EXERCISE OBJECTIVE: Pick out every line with the word "content" and copy it.

______

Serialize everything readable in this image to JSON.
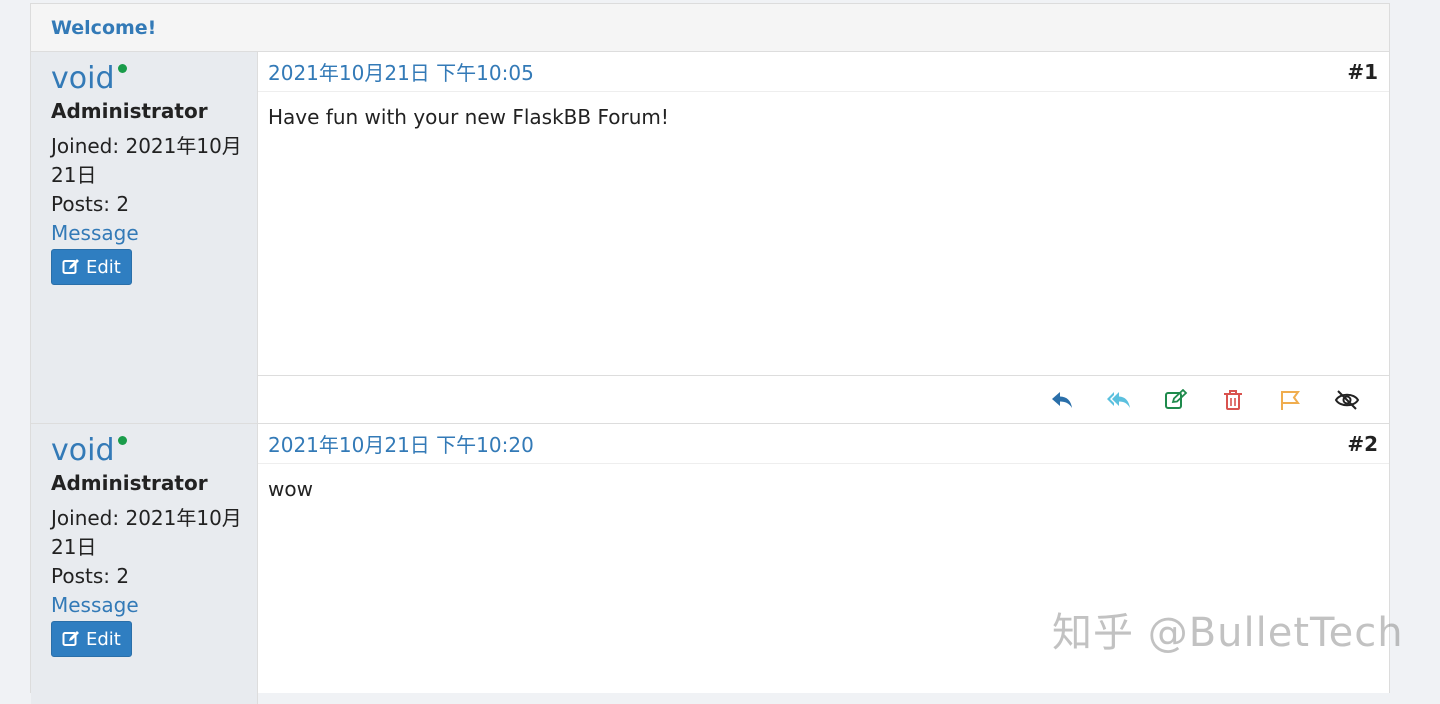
{
  "panel": {
    "heading": "Welcome!"
  },
  "posts": [
    {
      "author": {
        "name": "void",
        "role": "Administrator",
        "joined_line1": "Joined: 2021年10月",
        "joined_line2": "21日",
        "posts": "Posts: 2",
        "message_label": "Message",
        "edit_label": "Edit"
      },
      "date": "2021年10月21日 下午10:05",
      "number": "#1",
      "content": "Have fun with your new FlaskBB Forum!"
    },
    {
      "author": {
        "name": "void",
        "role": "Administrator",
        "joined_line1": "Joined: 2021年10月",
        "joined_line2": "21日",
        "posts": "Posts: 2",
        "message_label": "Message",
        "edit_label": "Edit"
      },
      "date": "2021年10月21日 下午10:20",
      "number": "#2",
      "content": "wow"
    }
  ],
  "actions": [
    {
      "name": "reply-icon",
      "color": "#2a6fa9"
    },
    {
      "name": "quote-reply-icon",
      "color": "#5bc0de"
    },
    {
      "name": "edit-icon",
      "color": "#1e8a4c"
    },
    {
      "name": "delete-icon",
      "color": "#d9534f"
    },
    {
      "name": "report-flag-icon",
      "color": "#f0ad4e"
    },
    {
      "name": "hide-icon",
      "color": "#222222"
    }
  ],
  "colors": {
    "accent": "#337ab7",
    "online": "#1a9c4a",
    "button": "#2f7ec1"
  },
  "watermark": "知乎 @BulletTech"
}
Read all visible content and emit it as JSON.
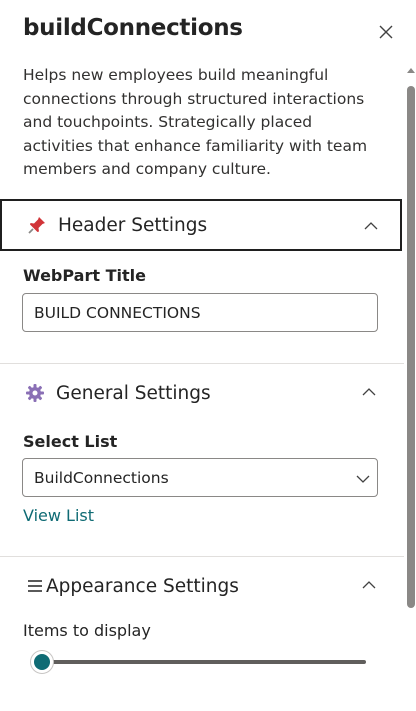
{
  "panel": {
    "title": "buildConnections",
    "close_icon": "close-icon",
    "description": "Helps new employees build meaningful connections through structured interactions and touchpoints. Strategically placed activities that enhance familiarity with team members and company culture."
  },
  "sections": {
    "header": {
      "icon": "pushpin-icon",
      "label": "Header Settings",
      "expanded": true,
      "webpart_title_label": "WebPart Title",
      "webpart_title_value": "BUILD CONNECTIONS"
    },
    "general": {
      "icon": "gear-icon",
      "label": "General Settings",
      "expanded": true,
      "select_list_label": "Select List",
      "select_list_value": "BuildConnections",
      "view_list_link": "View List"
    },
    "appearance": {
      "icon": "hamburger-icon",
      "label": "Appearance Settings",
      "expanded": true,
      "items_label": "Items to display",
      "items_slider_fraction": 0.0
    }
  },
  "colors": {
    "accent": "#0f6b74",
    "text": "#242424",
    "pin": "#d13438"
  }
}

______

SOLUTION:
      "content": "Have fun with your new FlaskBB Forum!"
      "content": "wow"
Read all visible content and emit it as JSON.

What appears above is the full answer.